Prompt » Select lines where the word "false" appears.

* START *

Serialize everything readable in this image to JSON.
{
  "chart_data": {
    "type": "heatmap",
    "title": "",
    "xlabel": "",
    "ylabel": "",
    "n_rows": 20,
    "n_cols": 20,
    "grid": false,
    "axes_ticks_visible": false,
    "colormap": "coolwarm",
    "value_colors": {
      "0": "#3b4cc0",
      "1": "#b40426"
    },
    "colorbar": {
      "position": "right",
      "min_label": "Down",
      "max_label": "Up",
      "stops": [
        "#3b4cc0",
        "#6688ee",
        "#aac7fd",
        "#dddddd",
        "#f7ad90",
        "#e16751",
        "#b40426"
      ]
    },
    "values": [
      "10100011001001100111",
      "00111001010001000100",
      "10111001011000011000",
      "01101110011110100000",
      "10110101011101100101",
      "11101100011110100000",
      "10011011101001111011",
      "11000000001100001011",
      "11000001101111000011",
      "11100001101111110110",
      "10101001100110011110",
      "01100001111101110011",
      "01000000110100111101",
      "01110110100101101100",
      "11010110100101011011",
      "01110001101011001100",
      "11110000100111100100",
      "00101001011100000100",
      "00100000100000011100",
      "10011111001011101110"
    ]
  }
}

* END *

Expected answer »
    "grid": false,
    "axes_ticks_visible": false,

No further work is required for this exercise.